** start RAW DATA **

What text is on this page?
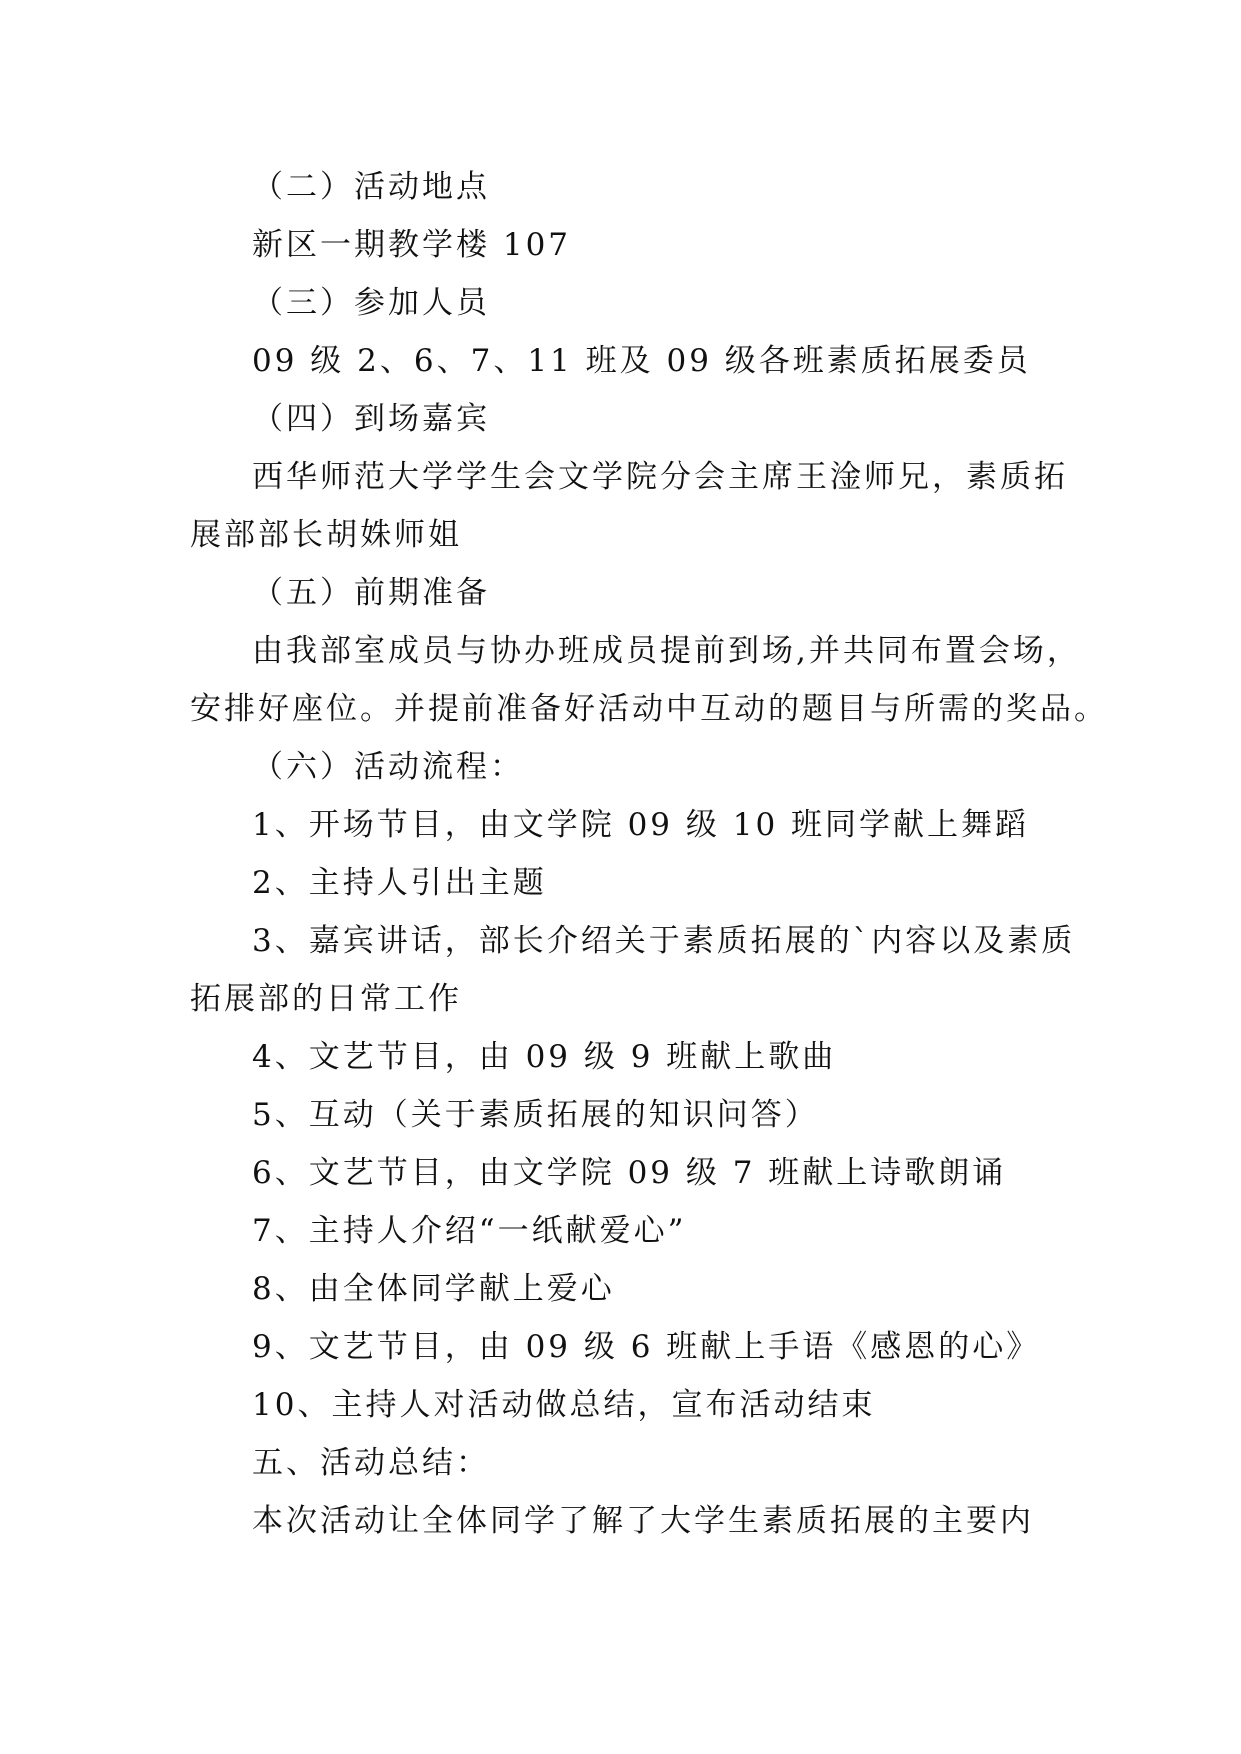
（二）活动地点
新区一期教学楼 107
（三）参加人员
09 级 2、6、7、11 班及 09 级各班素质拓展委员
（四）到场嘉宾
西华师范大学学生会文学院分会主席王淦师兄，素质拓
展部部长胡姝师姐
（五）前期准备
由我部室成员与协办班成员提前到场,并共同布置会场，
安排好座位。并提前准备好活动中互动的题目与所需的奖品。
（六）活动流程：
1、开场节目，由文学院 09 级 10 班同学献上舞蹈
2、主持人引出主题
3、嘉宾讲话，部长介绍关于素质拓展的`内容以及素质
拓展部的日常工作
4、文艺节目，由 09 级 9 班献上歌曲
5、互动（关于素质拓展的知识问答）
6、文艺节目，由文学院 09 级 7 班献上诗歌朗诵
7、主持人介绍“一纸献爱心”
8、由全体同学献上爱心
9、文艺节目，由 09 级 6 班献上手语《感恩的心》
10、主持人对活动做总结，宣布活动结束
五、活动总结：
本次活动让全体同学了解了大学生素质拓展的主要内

** end RAW DATA **
** start RAW DATA **

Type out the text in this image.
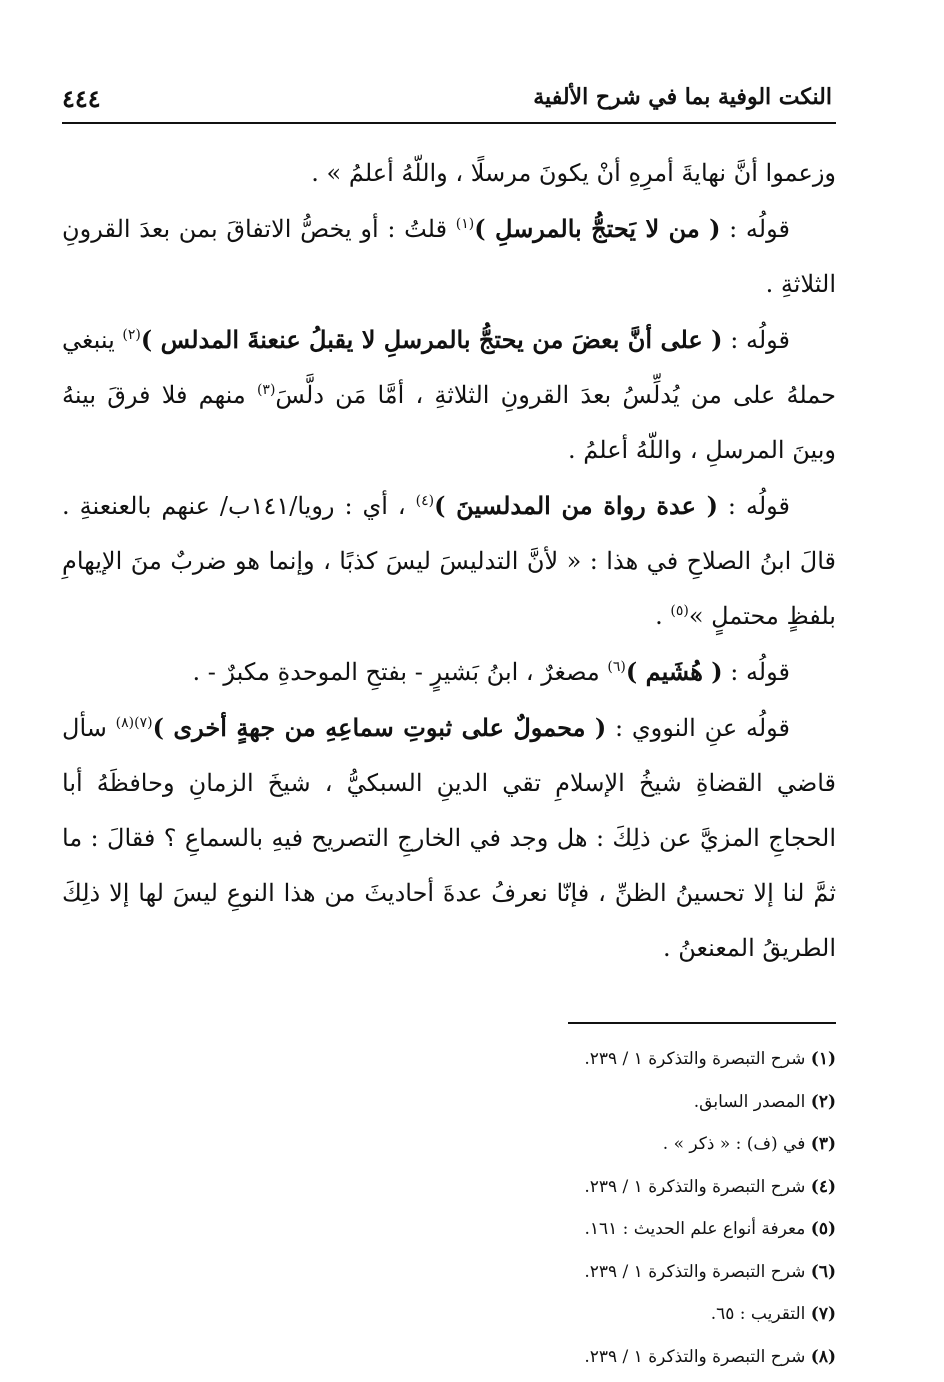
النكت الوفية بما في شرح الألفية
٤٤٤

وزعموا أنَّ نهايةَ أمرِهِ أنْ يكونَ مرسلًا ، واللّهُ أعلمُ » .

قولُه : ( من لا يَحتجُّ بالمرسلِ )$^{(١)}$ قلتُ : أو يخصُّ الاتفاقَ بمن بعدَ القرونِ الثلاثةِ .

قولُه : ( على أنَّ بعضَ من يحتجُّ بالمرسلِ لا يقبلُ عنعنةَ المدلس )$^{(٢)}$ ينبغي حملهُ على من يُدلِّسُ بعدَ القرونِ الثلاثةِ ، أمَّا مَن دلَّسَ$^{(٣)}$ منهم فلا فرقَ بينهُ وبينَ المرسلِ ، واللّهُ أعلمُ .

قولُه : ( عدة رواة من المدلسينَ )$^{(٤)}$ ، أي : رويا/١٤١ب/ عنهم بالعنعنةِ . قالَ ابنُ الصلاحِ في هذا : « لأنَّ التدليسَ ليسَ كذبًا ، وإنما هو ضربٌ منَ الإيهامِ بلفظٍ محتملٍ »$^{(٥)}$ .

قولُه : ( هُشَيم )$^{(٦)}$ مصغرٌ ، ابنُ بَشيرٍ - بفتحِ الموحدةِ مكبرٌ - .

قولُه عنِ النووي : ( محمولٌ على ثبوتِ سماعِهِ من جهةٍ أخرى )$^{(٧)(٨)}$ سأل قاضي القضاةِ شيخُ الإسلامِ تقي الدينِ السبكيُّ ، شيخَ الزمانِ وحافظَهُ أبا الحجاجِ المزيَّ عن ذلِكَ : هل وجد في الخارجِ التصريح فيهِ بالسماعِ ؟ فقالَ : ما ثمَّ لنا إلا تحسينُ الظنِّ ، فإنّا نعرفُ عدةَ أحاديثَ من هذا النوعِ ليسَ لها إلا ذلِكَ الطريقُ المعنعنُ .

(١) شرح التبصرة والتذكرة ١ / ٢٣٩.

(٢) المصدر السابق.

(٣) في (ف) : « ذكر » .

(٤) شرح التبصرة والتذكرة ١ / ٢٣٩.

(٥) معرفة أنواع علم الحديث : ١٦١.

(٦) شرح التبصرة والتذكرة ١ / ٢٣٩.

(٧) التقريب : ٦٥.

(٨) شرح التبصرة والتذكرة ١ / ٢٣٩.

** end RAW DATA **
** start RAW DATA **

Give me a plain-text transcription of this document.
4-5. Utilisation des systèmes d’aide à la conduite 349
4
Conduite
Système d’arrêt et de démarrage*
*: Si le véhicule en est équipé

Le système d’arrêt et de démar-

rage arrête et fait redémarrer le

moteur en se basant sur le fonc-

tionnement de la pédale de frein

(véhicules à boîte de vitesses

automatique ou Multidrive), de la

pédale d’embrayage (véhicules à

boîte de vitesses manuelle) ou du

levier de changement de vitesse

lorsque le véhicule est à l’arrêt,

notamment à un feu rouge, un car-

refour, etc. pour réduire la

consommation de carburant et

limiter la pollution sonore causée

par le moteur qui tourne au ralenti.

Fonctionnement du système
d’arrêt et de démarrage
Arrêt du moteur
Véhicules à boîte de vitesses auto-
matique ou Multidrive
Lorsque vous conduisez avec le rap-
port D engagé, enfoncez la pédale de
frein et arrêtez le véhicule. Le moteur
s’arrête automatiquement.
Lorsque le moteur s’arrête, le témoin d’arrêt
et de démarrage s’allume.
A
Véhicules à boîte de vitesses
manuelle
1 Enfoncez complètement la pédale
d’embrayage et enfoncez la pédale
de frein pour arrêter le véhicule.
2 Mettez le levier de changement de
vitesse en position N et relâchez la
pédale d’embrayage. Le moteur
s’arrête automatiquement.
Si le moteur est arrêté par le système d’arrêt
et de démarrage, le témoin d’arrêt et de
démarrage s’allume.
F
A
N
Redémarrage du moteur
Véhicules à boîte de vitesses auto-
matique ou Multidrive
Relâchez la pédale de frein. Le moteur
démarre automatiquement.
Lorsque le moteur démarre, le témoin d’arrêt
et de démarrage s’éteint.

** end RAW DATA **

Gather and return every line that holds the string "أعلم".

وزعموا أنَّ نهايةَ أمرِهِ أنْ يكونَ مرسلًا ، واللّهُ أعلمُ » .
قولُه : ( على أنَّ بعضَ من يحتجُّ بالمرسلِ لا يقبلُ عنعنةَ المدلس )$^{(٢)}$ ينبغي حملهُ على من يُدلِّسُ بعدَ القرونِ الثلاثةِ ، أمَّا مَن دلَّسَ$^{(٣)}$ منهم فلا فرقَ بينهُ وبينَ المرسلِ ، واللّهُ أعلمُ .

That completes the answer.